## Data entries

•••••

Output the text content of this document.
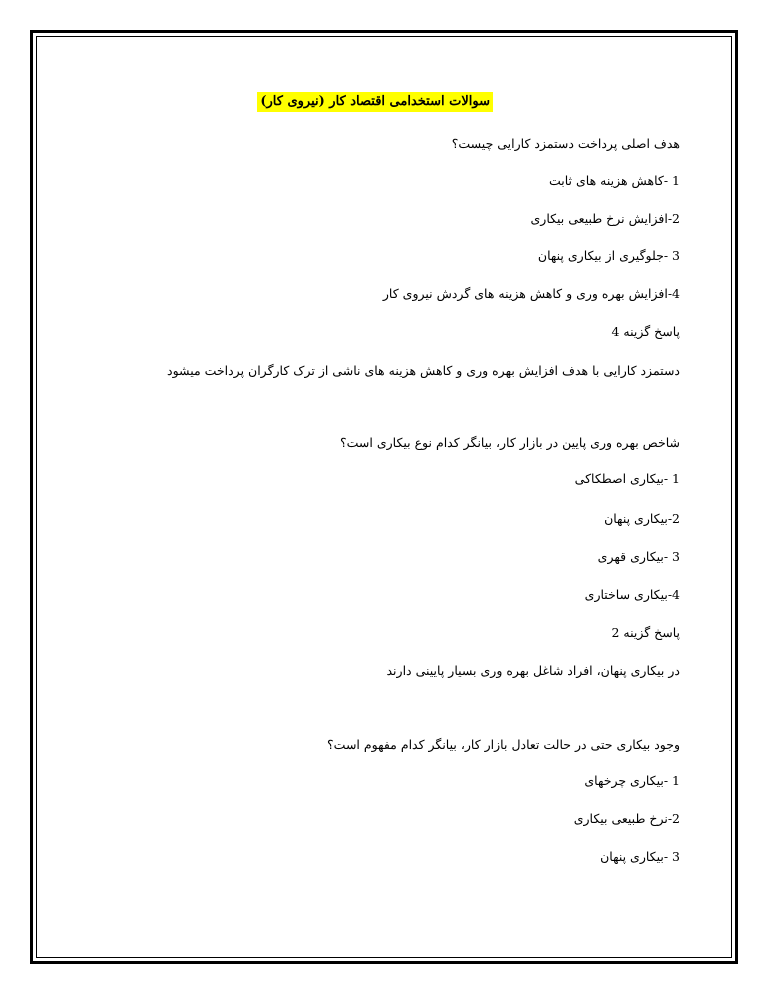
سوالات استخدامی اقتصاد کار (نیروی کار)
هدف اصلی پرداخت دستمزد کارایی چیست؟
1 -کاهش هزینه های ثابت
2-افزایش نرخ طبیعی بیکاری
3 -جلوگیری از بیکاری پنهان
4-افزایش بهره وری و کاهش هزینه های گردش نیروی کار
پاسخ گزینه 4
دستمزد کارایی با هدف افزایش بهره وری و کاهش هزینه های ناشی از ترک کارگران پرداخت میشود
شاخص بهره وری پایین در بازار کار، بیانگر کدام نوع بیکاری است؟
1 -بیکاری اصطکاکی
2-بیکاری پنهان
3 -بیکاری قهری
4-بیکاری ساختاری
پاسخ گزینه 2
در بیکاری پنهان، افراد شاغل بهره وری بسیار پایینی دارند
وجود بیکاری حتی در حالت تعادل بازار کار، بیانگر کدام مفهوم است؟
1 -بیکاری چرخهای
2-نرخ طبیعی بیکاری
3 -بیکاری پنهان
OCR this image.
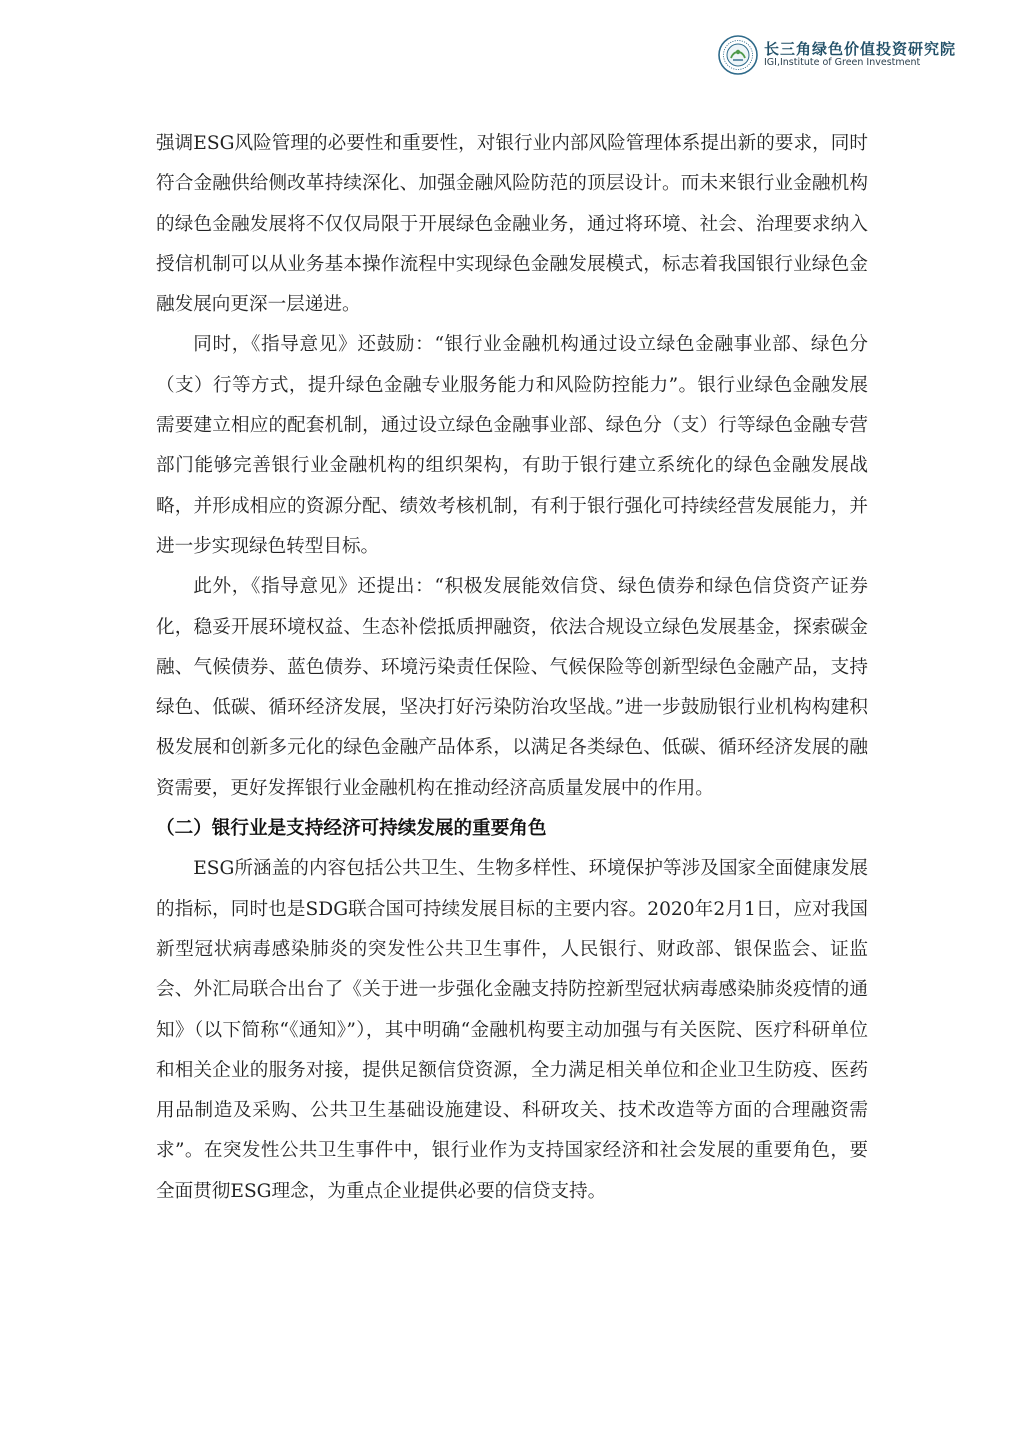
长三角绿色价值投资研究院
IGI,Institute of Green Investment

强调ESG风险管理的必要性和重要性，对银行业内部风险管理体系提出新的要求，同时符合金融供给侧改革持续深化、加强金融风险防范的顶层设计。而未来银行业金融机构的绿色金融发展将不仅仅局限于开展绿色金融业务，通过将环境、社会、治理要求纳入授信机制可以从业务基本操作流程中实现绿色金融发展模式，标志着我国银行业绿色金融发展向更深一层递进。

同时，《指导意见》还鼓励：“银行业金融机构通过设立绿色金融事业部、绿色分（支）行等方式，提升绿色金融专业服务能力和风险防控能力”。银行业绿色金融发展需要建立相应的配套机制，通过设立绿色金融事业部、绿色分（支）行等绿色金融专营部门能够完善银行业金融机构的组织架构，有助于银行建立系统化的绿色金融发展战略，并形成相应的资源分配、绩效考核机制，有利于银行强化可持续经营发展能力，并进一步实现绿色转型目标。

此外，《指导意见》还提出：“积极发展能效信贷、绿色债券和绿色信贷资产证券化，稳妥开展环境权益、生态补偿抵质押融资，依法合规设立绿色发展基金，探索碳金融、气候债券、蓝色债券、环境污染责任保险、气候保险等创新型绿色金融产品，支持绿色、低碳、循环经济发展，坚决打好污染防治攻坚战。”进一步鼓励银行业机构构建积极发展和创新多元化的绿色金融产品体系，以满足各类绿色、低碳、循环经济发展的融资需要，更好发挥银行业金融机构在推动经济高质量发展中的作用。

（二）银行业是支持经济可持续发展的重要角色

ESG所涵盖的内容包括公共卫生、生物多样性、环境保护等涉及国家全面健康发展的指标，同时也是SDG联合国可持续发展目标的主要内容。2020年2月1日，应对我国新型冠状病毒感染肺炎的突发性公共卫生事件，人民银行、财政部、银保监会、证监会、外汇局联合出台了《关于进一步强化金融支持防控新型冠状病毒感染肺炎疫情的通知》（以下简称“《通知》”），其中明确“金融机构要主动加强与有关医院、医疗科研单位和相关企业的服务对接，提供足额信贷资源，全力满足相关单位和企业卫生防疫、医药用品制造及采购、公共卫生基础设施建设、科研攻关、技术改造等方面的合理融资需求”。在突发性公共卫生事件中，银行业作为支持国家经济和社会发展的重要角色，要全面贯彻ESG理念，为重点企业提供必要的信贷支持。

•••••

## WORK TO BE COMPLETED
Write the listing above out again exactly, dropping each image.

## FULL ANSWER
Output the text content of this document.
سوالات استخدامی اقتصاد کار (نیروی کار)
هدف اصلی پرداخت دستمزد کارایی چیست؟
1 -کاهش هزینه های ثابت
2-افزایش نرخ طبیعی بیکاری
3 -جلوگیری از بیکاری پنهان
4-افزایش بهره وری و کاهش هزینه های گردش نیروی کار
پاسخ گزینه 4
دستمزد کارایی با هدف افزایش بهره وری و کاهش هزینه های ناشی از ترک کارگران پرداخت میشود
شاخص بهره وری پایین در بازار کار، بیانگر کدام نوع بیکاری است؟
1 -بیکاری اصطکاکی
2-بیکاری پنهان
3 -بیکاری قهری
4-بیکاری ساختاری
پاسخ گزینه 2
در بیکاری پنهان، افراد شاغل بهره وری بسیار پایینی دارند
وجود بیکاری حتی در حالت تعادل بازار کار، بیانگر کدام مفهوم است؟
1 -بیکاری چرخهای
2-نرخ طبیعی بیکاری
3 -بیکاری پنهان
OCR this image.
长三角绿色价值投资研究院
IGI,Institute of Green Investment

强调ESG风险管理的必要性和重要性，对银行业内部风险管理体系提出新的要求，同时符合金融供给侧改革持续深化、加强金融风险防范的顶层设计。而未来银行业金融机构的绿色金融发展将不仅仅局限于开展绿色金融业务，通过将环境、社会、治理要求纳入授信机制可以从业务基本操作流程中实现绿色金融发展模式，标志着我国银行业绿色金融发展向更深一层递进。

同时，《指导意见》还鼓励：“银行业金融机构通过设立绿色金融事业部、绿色分（支）行等方式，提升绿色金融专业服务能力和风险防控能力”。银行业绿色金融发展需要建立相应的配套机制，通过设立绿色金融事业部、绿色分（支）行等绿色金融专营部门能够完善银行业金融机构的组织架构，有助于银行建立系统化的绿色金融发展战略，并形成相应的资源分配、绩效考核机制，有利于银行强化可持续经营发展能力，并进一步实现绿色转型目标。

此外，《指导意见》还提出：“积极发展能效信贷、绿色债券和绿色信贷资产证券化，稳妥开展环境权益、生态补偿抵质押融资，依法合规设立绿色发展基金，探索碳金融、气候债券、蓝色债券、环境污染责任保险、气候保险等创新型绿色金融产品，支持绿色、低碳、循环经济发展，坚决打好污染防治攻坚战。”进一步鼓励银行业机构构建积极发展和创新多元化的绿色金融产品体系，以满足各类绿色、低碳、循环经济发展的融资需要，更好发挥银行业金融机构在推动经济高质量发展中的作用。

（二）银行业是支持经济可持续发展的重要角色

ESG所涵盖的内容包括公共卫生、生物多样性、环境保护等涉及国家全面健康发展的指标，同时也是SDG联合国可持续发展目标的主要内容。2020年2月1日，应对我国新型冠状病毒感染肺炎的突发性公共卫生事件，人民银行、财政部、银保监会、证监会、外汇局联合出台了《关于进一步强化金融支持防控新型冠状病毒感染肺炎疫情的通知》（以下简称“《通知》”），其中明确“金融机构要主动加强与有关医院、医疗科研单位和相关企业的服务对接，提供足额信贷资源，全力满足相关单位和企业卫生防疫、医药用品制造及采购、公共卫生基础设施建设、科研攻关、技术改造等方面的合理融资需求”。在突发性公共卫生事件中，银行业作为支持国家经济和社会发展的重要角色，要全面贯彻ESG理念，为重点企业提供必要的信贷支持。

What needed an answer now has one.